[Dataset rows]
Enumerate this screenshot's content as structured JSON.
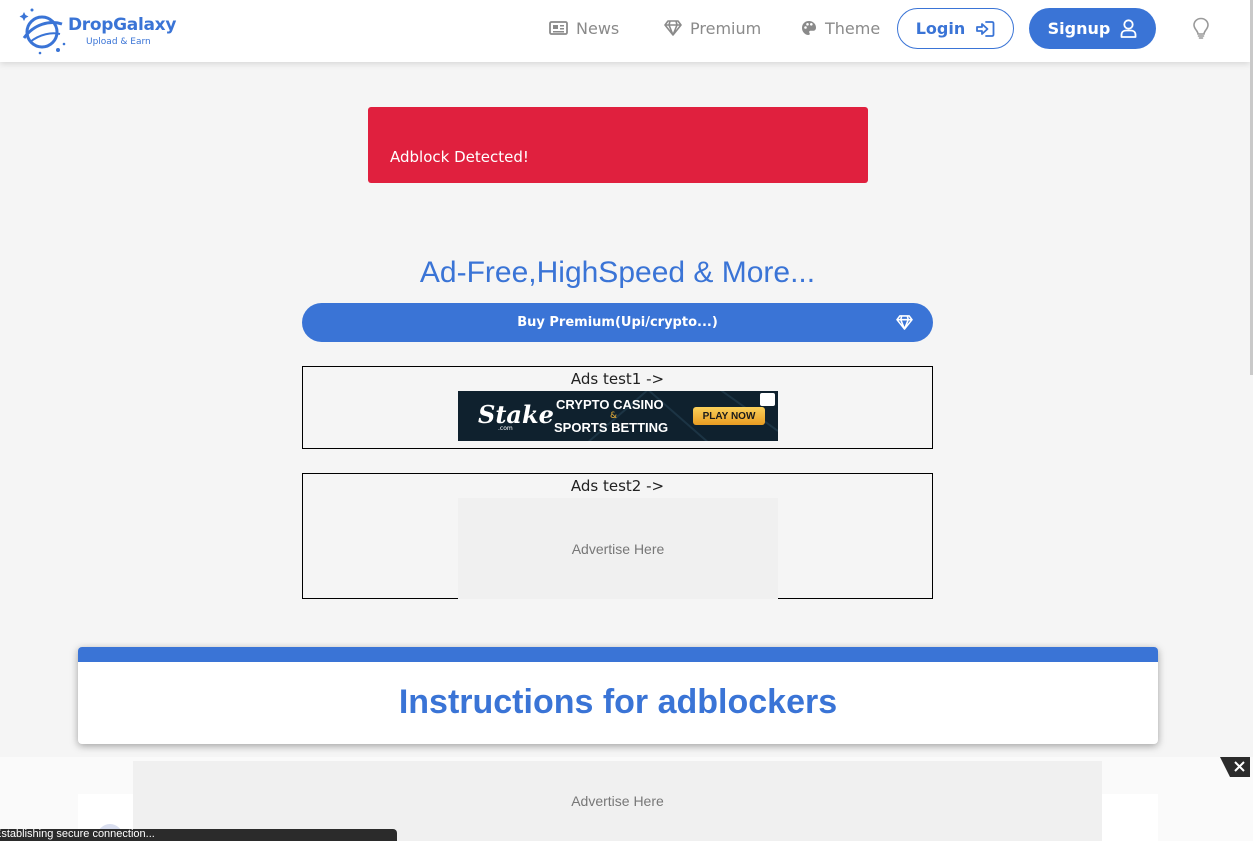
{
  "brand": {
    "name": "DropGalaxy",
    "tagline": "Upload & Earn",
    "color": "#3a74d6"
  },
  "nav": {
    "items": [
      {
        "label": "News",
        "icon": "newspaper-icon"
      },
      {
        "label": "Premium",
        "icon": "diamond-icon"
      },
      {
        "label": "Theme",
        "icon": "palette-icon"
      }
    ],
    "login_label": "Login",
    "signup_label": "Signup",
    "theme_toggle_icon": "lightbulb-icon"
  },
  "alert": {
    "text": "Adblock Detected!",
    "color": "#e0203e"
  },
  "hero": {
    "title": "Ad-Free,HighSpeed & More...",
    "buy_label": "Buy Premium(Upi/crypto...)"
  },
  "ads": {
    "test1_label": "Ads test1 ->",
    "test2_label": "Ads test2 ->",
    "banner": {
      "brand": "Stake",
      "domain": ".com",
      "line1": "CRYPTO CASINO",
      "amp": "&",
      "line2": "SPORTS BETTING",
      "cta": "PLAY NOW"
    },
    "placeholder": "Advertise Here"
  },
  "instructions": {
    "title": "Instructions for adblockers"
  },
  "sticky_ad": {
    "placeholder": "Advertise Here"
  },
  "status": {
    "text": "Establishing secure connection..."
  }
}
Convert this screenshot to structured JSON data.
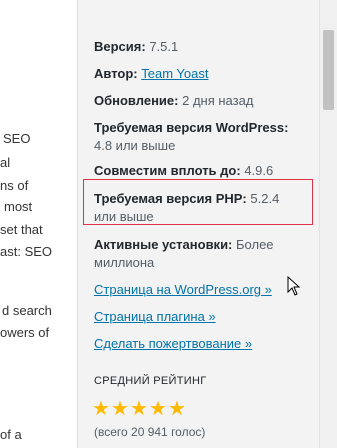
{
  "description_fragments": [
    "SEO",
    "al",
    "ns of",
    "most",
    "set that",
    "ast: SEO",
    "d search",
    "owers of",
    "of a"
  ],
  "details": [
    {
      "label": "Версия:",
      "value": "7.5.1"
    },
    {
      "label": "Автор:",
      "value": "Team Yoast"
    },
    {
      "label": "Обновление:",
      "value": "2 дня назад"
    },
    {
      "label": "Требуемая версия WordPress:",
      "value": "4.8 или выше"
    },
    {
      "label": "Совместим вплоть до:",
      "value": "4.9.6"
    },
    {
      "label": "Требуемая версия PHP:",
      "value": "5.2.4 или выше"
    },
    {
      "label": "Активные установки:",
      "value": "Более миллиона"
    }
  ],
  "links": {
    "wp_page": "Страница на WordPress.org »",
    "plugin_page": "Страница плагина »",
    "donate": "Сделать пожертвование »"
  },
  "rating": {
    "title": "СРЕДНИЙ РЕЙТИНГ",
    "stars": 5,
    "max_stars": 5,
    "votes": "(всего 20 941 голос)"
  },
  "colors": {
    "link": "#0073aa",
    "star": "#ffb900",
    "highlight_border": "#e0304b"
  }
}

* TASK:
The word "Требуемая" appears in how many lines of the records? Give the number only.

* WRITTEN ANSWER:
2